### [WRITTEN REQUEST]
Type out every line below exactly as it reads.
══ DATASET EXTRACT ══
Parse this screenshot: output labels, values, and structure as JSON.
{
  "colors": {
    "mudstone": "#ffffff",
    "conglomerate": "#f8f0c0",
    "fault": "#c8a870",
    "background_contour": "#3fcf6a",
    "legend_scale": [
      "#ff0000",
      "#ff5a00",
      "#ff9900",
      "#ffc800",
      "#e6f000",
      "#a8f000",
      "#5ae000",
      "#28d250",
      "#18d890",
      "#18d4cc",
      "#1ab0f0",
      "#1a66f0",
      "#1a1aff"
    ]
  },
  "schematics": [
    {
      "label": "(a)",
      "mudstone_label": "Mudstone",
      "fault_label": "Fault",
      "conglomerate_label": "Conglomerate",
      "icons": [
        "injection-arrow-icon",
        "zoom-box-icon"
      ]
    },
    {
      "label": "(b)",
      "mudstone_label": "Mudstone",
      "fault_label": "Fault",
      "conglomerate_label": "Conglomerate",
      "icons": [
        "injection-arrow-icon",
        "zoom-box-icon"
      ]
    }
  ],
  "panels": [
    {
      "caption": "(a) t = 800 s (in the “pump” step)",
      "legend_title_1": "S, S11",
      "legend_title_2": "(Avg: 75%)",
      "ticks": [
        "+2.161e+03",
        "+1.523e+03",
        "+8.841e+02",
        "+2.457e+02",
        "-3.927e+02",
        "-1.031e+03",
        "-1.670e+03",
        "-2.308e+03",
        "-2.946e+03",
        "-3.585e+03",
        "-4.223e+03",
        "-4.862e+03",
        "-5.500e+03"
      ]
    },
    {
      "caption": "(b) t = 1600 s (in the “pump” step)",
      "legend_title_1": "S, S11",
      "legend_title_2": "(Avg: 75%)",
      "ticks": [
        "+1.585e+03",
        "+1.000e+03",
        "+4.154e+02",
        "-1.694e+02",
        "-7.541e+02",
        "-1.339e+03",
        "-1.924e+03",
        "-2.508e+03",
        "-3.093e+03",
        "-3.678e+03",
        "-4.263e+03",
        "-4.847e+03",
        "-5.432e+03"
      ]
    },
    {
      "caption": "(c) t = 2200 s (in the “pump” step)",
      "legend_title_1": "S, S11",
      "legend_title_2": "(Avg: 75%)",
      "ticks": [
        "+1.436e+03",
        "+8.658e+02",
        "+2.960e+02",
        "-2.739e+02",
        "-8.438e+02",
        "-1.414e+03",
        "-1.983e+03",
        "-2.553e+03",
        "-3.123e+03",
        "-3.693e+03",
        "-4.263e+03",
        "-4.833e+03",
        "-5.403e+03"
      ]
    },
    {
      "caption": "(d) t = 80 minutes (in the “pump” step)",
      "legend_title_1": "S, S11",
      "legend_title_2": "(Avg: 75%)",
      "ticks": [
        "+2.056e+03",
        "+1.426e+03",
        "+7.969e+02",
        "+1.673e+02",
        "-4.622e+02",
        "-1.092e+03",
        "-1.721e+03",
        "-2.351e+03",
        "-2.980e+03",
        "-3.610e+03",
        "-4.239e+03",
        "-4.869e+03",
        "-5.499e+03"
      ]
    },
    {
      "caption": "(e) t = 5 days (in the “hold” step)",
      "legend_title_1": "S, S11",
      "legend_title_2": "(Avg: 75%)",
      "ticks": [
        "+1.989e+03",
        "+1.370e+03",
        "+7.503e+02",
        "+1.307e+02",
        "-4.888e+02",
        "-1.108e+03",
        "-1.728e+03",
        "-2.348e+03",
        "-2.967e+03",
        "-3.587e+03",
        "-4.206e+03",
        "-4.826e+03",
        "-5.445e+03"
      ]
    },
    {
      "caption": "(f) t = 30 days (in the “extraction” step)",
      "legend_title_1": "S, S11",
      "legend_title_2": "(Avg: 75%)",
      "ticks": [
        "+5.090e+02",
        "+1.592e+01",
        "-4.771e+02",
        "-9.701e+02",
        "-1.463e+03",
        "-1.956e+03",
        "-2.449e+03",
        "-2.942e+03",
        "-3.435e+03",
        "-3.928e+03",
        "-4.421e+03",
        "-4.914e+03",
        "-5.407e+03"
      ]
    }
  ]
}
═══
### [OUTPUT]
Parse this screenshot: output labels, values, and structure as JSON.
{
  "colors": {
    "mudstone": "#ffffff",
    "conglomerate": "#f8f0c0",
    "fault": "#c8a870",
    "background_contour": "#3fcf6a",
    "legend_scale": [
      "#ff0000",
      "#ff5a00",
      "#ff9900",
      "#ffc800",
      "#e6f000",
      "#a8f000",
      "#5ae000",
      "#28d250",
      "#18d890",
      "#18d4cc",
      "#1ab0f0",
      "#1a66f0",
      "#1a1aff"
    ]
  },
  "schematics": [
    {
      "label": "(a)",
      "mudstone_label": "Mudstone",
      "fault_label": "Fault",
      "conglomerate_label": "Conglomerate",
      "icons": [
        "injection-arrow-icon",
        "zoom-box-icon"
      ]
    },
    {
      "label": "(b)",
      "mudstone_label": "Mudstone",
      "fault_label": "Fault",
      "conglomerate_label": "Conglomerate",
      "icons": [
        "injection-arrow-icon",
        "zoom-box-icon"
      ]
    }
  ],
  "panels": [
    {
      "caption": "(a) t = 800 s (in the “pump” step)",
      "legend_title_1": "S, S11",
      "legend_title_2": "(Avg: 75%)",
      "ticks": [
        "+2.161e+03",
        "+1.523e+03",
        "+8.841e+02",
        "+2.457e+02",
        "-3.927e+02",
        "-1.031e+03",
        "-1.670e+03",
        "-2.308e+03",
        "-2.946e+03",
        "-3.585e+03",
        "-4.223e+03",
        "-4.862e+03",
        "-5.500e+03"
      ]
    },
    {
      "caption": "(b) t = 1600 s (in the “pump” step)",
      "legend_title_1": "S, S11",
      "legend_title_2": "(Avg: 75%)",
      "ticks": [
        "+1.585e+03",
        "+1.000e+03",
        "+4.154e+02",
        "-1.694e+02",
        "-7.541e+02",
        "-1.339e+03",
        "-1.924e+03",
        "-2.508e+03",
        "-3.093e+03",
        "-3.678e+03",
        "-4.263e+03",
        "-4.847e+03",
        "-5.432e+03"
      ]
    },
    {
      "caption": "(c) t = 2200 s (in the “pump” step)",
      "legend_title_1": "S, S11",
      "legend_title_2": "(Avg: 75%)",
      "ticks": [
        "+1.436e+03",
        "+8.658e+02",
        "+2.960e+02",
        "-2.739e+02",
        "-8.438e+02",
        "-1.414e+03",
        "-1.983e+03",
        "-2.553e+03",
        "-3.123e+03",
        "-3.693e+03",
        "-4.263e+03",
        "-4.833e+03",
        "-5.403e+03"
      ]
    },
    {
      "caption": "(d) t = 80 minutes (in the “pump” step)",
      "legend_title_1": "S, S11",
      "legend_title_2": "(Avg: 75%)",
      "ticks": [
        "+2.056e+03",
        "+1.426e+03",
        "+7.969e+02",
        "+1.673e+02",
        "-4.622e+02",
        "-1.092e+03",
        "-1.721e+03",
        "-2.351e+03",
        "-2.980e+03",
        "-3.610e+03",
        "-4.239e+03",
        "-4.869e+03",
        "-5.499e+03"
      ]
    },
    {
      "caption": "(e) t = 5 days (in the “hold” step)",
      "legend_title_1": "S, S11",
      "legend_title_2": "(Avg: 75%)",
      "ticks": [
        "+1.989e+03",
        "+1.370e+03",
        "+7.503e+02",
        "+1.307e+02",
        "-4.888e+02",
        "-1.108e+03",
        "-1.728e+03",
        "-2.348e+03",
        "-2.967e+03",
        "-3.587e+03",
        "-4.206e+03",
        "-4.826e+03",
        "-5.445e+03"
      ]
    },
    {
      "caption": "(f) t = 30 days (in the “extraction” step)",
      "legend_title_1": "S, S11",
      "legend_title_2": "(Avg: 75%)",
      "ticks": [
        "+5.090e+02",
        "+1.592e+01",
        "-4.771e+02",
        "-9.701e+02",
        "-1.463e+03",
        "-1.956e+03",
        "-2.449e+03",
        "-2.942e+03",
        "-3.435e+03",
        "-3.928e+03",
        "-4.421e+03",
        "-4.914e+03",
        "-5.407e+03"
      ]
    }
  ]
}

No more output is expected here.